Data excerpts
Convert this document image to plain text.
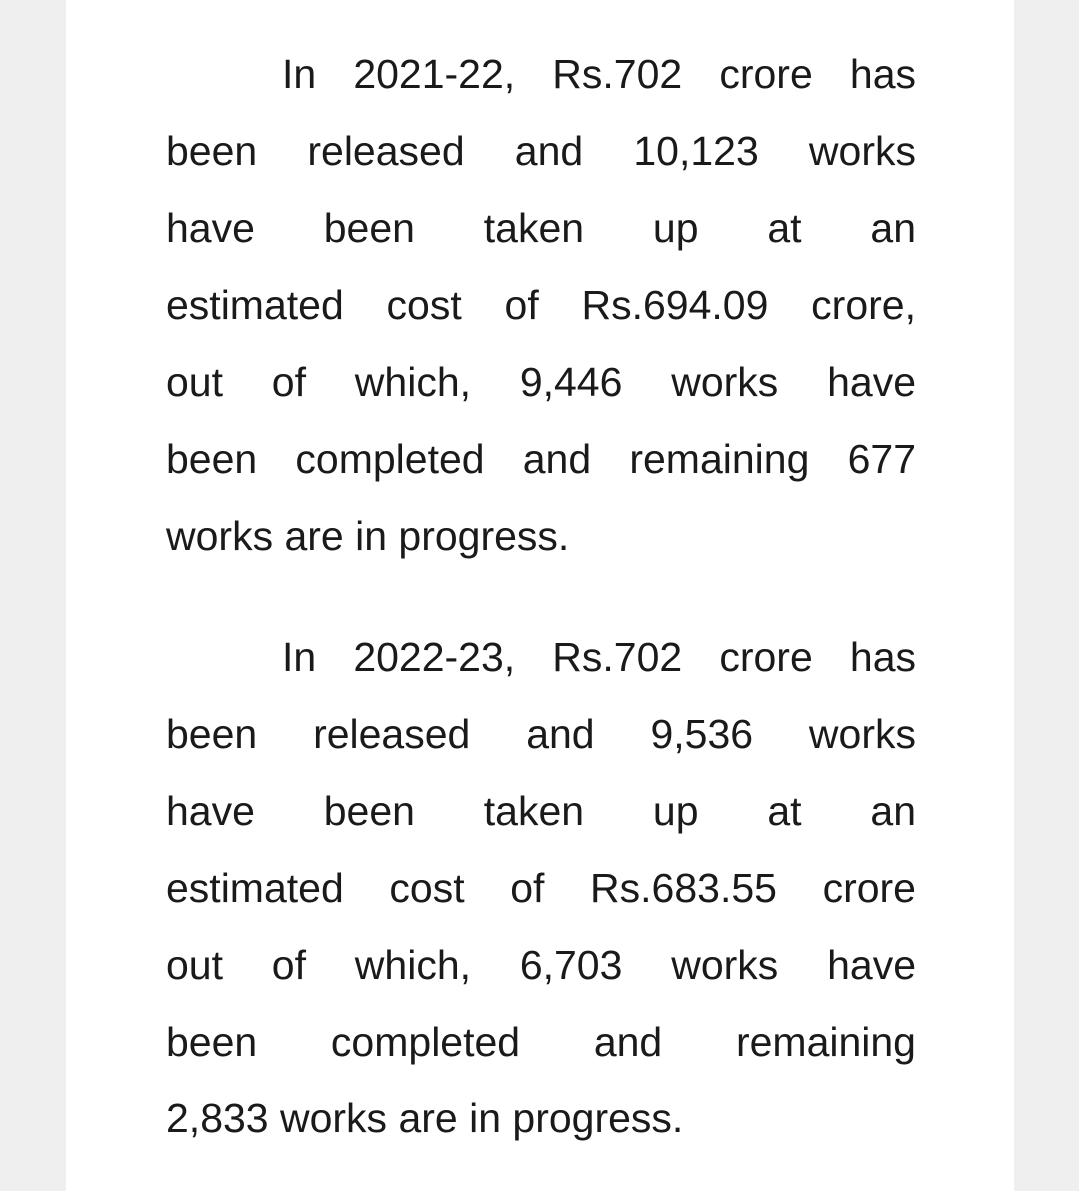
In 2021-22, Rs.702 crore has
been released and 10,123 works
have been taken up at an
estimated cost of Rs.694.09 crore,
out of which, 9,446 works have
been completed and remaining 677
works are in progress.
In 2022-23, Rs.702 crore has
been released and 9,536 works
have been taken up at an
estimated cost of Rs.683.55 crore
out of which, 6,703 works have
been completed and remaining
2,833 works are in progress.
...
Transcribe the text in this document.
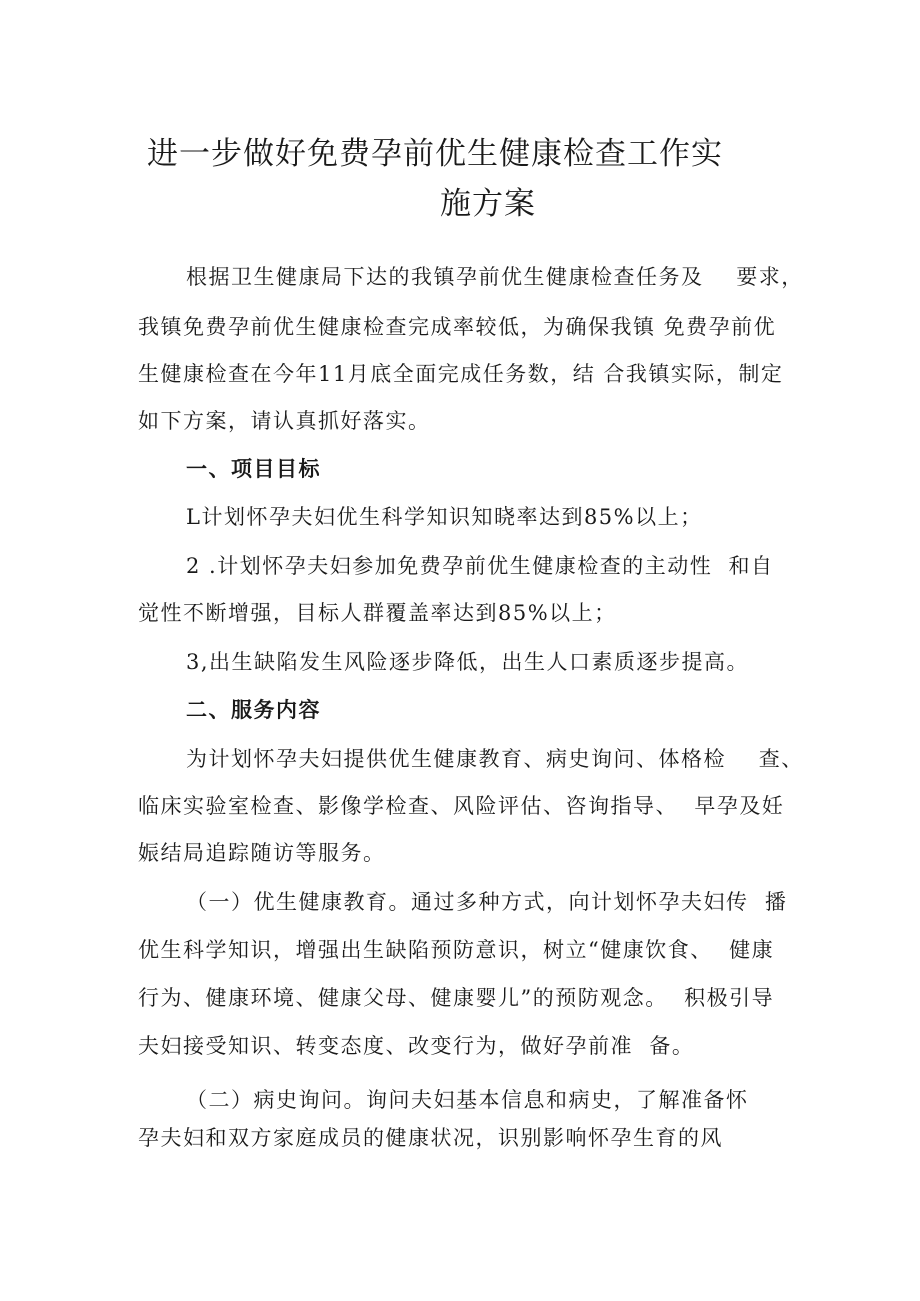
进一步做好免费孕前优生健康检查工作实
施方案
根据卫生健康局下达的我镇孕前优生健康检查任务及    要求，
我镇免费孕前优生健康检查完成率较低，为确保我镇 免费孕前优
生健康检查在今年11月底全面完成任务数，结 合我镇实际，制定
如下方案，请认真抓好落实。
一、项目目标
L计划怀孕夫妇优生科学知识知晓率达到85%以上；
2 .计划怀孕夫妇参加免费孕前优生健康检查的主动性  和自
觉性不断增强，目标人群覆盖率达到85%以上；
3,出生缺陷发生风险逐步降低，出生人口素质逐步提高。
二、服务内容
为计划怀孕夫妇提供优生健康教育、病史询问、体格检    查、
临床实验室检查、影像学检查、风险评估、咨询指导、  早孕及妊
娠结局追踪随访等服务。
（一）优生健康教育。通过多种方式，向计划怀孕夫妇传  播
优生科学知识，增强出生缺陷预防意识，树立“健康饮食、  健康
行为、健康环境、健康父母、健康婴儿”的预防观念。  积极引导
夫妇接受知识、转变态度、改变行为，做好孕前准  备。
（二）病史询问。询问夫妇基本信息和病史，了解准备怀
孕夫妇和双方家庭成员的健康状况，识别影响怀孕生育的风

§ What to do:
Using the records above, select and copy every line that has the word "this".

§ Result below:
Convert this document image to plain text.
Transcribe the text in this document.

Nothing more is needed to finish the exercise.